(Stored items)

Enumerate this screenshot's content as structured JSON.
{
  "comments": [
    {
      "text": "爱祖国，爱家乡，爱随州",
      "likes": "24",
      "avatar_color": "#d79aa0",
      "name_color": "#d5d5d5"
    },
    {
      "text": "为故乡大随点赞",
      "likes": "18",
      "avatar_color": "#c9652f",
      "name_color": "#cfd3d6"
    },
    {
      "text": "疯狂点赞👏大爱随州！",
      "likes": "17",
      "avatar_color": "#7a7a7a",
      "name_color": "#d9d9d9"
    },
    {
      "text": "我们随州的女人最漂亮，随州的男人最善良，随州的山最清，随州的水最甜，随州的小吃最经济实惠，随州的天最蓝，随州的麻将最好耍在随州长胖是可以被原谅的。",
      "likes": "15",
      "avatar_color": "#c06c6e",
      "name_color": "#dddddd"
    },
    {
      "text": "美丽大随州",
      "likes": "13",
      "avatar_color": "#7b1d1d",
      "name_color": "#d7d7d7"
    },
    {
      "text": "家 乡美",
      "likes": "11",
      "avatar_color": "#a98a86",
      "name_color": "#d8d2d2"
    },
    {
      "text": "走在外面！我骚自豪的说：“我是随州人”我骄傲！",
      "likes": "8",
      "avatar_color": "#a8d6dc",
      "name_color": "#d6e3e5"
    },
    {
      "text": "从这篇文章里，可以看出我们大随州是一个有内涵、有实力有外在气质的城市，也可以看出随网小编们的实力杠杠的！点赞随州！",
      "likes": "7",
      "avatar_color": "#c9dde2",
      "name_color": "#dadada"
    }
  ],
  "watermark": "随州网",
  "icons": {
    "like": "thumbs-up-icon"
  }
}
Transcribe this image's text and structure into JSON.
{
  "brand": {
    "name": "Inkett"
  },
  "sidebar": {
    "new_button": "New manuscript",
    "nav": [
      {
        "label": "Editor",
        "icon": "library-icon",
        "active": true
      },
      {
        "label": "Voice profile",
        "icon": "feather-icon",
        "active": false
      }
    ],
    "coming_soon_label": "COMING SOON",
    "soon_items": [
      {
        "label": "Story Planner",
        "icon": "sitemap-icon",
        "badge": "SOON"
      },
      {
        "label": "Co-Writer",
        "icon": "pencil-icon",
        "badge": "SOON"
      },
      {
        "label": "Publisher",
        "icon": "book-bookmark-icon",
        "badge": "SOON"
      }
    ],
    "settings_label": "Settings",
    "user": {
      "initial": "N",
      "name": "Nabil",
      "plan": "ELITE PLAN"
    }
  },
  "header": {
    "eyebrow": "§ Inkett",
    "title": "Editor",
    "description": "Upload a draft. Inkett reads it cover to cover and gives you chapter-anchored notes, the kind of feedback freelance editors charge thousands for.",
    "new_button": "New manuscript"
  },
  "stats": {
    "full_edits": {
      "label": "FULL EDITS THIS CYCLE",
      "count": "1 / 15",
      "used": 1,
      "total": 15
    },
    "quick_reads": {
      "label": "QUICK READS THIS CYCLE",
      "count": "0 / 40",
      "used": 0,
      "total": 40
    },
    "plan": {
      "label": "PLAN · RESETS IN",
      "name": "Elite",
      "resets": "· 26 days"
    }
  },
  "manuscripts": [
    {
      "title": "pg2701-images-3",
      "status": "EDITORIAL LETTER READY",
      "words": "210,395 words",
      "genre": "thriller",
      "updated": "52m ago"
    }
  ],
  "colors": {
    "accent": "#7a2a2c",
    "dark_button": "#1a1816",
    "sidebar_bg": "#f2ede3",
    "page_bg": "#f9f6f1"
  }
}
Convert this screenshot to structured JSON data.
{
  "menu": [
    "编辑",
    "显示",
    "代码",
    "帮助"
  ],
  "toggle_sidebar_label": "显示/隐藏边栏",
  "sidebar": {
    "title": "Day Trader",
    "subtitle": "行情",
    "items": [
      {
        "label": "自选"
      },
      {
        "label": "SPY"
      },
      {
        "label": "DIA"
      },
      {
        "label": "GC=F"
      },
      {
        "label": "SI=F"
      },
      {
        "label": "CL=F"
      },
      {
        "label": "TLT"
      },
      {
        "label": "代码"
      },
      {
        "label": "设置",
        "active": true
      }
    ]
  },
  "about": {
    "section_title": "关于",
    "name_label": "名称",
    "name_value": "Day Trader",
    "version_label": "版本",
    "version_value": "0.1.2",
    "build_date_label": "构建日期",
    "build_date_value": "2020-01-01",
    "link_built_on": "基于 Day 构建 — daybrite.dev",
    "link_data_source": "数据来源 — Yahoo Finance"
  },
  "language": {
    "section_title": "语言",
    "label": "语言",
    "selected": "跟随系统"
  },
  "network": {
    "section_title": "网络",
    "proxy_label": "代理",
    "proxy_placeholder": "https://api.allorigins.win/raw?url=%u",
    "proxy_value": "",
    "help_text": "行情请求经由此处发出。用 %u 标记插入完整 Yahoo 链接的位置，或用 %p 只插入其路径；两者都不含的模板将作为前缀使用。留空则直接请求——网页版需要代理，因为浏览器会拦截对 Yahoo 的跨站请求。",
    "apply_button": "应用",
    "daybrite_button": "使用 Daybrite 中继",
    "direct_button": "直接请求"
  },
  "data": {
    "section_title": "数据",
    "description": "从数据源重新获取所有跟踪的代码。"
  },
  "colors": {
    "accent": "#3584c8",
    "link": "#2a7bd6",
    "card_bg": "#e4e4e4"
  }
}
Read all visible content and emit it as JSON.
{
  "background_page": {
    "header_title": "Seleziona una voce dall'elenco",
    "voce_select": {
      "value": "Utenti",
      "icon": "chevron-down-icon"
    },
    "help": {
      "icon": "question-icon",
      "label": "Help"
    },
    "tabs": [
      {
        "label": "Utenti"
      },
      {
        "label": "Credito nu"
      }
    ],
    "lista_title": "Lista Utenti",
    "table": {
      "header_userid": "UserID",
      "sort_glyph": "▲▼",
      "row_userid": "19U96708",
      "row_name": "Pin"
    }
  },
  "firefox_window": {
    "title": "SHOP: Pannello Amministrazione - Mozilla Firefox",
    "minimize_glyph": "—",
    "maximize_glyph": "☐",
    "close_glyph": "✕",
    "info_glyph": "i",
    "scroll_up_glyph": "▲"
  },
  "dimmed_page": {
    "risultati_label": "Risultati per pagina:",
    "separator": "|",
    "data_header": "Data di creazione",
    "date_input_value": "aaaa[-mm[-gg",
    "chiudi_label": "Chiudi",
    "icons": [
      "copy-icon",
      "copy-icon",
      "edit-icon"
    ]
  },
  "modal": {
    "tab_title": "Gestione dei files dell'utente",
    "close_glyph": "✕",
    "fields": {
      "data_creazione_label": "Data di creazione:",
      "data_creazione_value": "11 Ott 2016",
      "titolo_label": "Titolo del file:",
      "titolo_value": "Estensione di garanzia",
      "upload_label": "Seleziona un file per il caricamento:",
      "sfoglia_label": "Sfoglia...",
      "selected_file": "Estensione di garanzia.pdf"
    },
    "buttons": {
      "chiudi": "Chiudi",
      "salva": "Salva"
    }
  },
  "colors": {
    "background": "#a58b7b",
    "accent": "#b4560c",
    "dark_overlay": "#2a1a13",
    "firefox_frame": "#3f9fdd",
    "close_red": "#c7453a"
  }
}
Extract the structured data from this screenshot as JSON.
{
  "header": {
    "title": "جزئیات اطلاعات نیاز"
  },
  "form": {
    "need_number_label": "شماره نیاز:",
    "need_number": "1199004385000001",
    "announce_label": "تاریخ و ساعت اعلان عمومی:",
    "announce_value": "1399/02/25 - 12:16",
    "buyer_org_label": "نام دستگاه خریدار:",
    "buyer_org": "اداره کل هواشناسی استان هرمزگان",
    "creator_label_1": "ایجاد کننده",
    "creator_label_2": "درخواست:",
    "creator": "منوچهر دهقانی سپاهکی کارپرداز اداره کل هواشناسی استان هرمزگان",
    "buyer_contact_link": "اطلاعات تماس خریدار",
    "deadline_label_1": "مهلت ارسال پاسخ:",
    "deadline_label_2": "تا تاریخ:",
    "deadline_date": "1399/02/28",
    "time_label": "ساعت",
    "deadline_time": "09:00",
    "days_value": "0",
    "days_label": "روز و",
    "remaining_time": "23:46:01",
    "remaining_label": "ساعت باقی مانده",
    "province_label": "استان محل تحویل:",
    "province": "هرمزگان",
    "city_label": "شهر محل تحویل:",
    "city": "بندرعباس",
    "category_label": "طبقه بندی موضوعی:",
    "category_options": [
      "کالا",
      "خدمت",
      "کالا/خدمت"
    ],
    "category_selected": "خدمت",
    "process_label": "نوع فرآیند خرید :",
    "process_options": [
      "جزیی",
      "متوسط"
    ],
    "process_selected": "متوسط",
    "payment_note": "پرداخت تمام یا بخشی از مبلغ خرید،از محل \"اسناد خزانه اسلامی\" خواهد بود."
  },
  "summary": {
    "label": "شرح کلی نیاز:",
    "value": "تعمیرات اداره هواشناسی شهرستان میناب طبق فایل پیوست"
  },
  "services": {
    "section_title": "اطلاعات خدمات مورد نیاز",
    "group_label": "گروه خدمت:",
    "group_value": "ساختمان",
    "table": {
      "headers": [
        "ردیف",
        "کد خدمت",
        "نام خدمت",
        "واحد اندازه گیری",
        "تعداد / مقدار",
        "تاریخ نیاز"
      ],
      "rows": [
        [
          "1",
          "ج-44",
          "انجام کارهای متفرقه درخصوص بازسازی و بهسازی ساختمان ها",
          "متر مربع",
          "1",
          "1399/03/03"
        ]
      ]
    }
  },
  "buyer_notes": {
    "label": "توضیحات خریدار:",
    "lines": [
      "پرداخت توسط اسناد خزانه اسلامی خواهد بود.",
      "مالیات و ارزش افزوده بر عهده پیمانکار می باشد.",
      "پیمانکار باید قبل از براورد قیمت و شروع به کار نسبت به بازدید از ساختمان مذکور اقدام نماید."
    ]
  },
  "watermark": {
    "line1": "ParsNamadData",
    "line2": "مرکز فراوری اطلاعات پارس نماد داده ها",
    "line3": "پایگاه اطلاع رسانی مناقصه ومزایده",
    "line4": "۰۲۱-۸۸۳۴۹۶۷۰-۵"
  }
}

▶ **WHAT THIS TASK INVOLVES**:
Copy out every line in the listing where the word "content" appears.

▶ **THE COMPLETED TASK**:
Enumerate this screenshot's content as structured JSON.
Read all visible content and emit it as JSON.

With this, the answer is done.